| EXERCISE MATERIAL |

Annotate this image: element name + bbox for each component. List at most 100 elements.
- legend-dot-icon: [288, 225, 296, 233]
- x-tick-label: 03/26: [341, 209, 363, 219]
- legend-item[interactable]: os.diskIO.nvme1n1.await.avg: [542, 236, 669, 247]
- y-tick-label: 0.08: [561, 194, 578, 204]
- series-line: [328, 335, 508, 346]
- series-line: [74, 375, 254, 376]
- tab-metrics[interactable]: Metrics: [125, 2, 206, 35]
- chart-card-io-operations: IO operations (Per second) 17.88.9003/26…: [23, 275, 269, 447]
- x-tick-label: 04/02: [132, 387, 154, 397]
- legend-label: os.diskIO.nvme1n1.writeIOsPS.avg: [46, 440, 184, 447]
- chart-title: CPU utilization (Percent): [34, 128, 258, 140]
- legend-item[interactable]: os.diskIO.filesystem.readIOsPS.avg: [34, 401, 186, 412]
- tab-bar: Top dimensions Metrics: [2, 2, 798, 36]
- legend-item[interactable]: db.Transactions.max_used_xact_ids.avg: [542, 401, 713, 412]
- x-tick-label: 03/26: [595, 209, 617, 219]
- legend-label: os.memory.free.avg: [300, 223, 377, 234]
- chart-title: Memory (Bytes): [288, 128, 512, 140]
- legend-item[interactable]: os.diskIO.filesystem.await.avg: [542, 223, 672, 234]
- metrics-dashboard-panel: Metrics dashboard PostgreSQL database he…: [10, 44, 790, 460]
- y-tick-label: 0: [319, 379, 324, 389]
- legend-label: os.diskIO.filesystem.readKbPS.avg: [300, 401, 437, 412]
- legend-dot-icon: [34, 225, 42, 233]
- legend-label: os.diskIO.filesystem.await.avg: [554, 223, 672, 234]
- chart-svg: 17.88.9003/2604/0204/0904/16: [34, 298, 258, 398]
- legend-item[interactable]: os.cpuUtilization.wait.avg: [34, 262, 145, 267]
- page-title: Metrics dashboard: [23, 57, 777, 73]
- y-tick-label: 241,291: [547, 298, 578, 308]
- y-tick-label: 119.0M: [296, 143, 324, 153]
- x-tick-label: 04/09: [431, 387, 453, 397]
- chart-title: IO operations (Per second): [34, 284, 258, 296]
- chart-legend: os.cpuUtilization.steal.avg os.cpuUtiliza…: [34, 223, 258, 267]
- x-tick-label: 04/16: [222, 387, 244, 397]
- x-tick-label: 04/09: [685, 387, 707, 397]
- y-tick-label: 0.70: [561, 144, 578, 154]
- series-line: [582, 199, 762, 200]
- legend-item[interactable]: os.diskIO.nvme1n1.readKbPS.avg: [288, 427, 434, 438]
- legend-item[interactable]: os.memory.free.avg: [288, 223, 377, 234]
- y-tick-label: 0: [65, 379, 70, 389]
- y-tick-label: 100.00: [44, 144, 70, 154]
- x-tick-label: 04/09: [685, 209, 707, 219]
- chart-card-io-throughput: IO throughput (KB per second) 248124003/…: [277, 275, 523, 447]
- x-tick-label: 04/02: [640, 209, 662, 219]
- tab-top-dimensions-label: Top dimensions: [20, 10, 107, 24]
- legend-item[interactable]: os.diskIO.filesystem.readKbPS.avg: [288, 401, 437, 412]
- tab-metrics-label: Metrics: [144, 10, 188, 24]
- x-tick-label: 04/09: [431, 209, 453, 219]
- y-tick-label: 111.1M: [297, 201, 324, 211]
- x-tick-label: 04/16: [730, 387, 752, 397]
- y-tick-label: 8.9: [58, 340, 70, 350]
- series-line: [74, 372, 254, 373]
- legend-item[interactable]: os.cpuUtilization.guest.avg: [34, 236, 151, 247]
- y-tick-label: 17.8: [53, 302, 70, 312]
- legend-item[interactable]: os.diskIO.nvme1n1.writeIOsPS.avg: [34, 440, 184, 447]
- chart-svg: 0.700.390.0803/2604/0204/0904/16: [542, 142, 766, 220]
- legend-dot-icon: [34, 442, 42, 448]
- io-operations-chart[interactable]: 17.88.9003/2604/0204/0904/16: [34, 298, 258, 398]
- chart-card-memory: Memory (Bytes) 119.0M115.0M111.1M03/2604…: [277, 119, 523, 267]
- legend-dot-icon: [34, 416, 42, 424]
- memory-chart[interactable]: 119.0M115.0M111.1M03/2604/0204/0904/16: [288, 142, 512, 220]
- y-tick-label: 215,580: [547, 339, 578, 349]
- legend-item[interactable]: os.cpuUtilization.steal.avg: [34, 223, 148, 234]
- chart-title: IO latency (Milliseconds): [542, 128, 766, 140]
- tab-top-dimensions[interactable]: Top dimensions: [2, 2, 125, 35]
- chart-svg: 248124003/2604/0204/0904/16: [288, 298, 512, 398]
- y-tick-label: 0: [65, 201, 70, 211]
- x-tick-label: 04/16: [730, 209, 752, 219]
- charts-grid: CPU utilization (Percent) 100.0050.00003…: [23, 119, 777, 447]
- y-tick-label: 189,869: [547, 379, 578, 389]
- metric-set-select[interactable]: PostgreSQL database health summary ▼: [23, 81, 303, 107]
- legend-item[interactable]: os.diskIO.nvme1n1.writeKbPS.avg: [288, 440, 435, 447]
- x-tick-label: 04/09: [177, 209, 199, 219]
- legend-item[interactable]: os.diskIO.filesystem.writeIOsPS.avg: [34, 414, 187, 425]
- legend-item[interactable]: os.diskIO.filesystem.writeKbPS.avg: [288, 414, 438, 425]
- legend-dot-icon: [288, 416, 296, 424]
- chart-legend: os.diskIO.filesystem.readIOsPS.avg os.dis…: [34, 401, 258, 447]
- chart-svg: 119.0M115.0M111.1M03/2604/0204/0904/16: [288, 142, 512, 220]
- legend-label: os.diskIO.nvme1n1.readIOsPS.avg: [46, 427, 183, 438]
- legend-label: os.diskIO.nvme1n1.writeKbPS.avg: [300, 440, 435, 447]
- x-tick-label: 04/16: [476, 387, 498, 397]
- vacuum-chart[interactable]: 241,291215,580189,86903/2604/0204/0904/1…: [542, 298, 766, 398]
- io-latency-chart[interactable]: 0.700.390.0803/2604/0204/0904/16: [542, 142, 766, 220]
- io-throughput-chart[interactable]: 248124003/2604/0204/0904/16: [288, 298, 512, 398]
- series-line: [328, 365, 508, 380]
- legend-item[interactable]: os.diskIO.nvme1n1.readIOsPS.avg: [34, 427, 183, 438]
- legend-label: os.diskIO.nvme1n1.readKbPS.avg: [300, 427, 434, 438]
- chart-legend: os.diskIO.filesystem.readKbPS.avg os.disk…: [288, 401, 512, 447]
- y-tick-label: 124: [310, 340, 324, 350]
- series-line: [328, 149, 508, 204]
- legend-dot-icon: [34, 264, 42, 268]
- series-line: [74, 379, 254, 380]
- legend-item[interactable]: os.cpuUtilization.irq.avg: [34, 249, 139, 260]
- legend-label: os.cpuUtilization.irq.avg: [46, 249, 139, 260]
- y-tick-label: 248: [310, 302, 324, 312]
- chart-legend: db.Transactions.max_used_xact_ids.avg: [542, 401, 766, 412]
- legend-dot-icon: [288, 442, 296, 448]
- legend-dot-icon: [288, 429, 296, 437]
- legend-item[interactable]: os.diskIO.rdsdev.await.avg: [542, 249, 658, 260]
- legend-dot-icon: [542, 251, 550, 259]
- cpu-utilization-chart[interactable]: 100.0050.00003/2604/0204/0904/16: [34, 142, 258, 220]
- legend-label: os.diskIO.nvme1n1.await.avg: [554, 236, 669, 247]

| OBJECTIVE |
Extract each row above that contains the string "operations", treating the match as case-sensitive.

| SOLUTION FOR THIS TASK |
- chart-card-io-operations: IO operations (Per second) 17.88.9003/26…: [23, 275, 269, 447]
- chart-title: IO operations (Per second): [34, 284, 258, 296]
- io-operations-chart[interactable]: 17.88.9003/2604/0204/0904/16: [34, 298, 258, 398]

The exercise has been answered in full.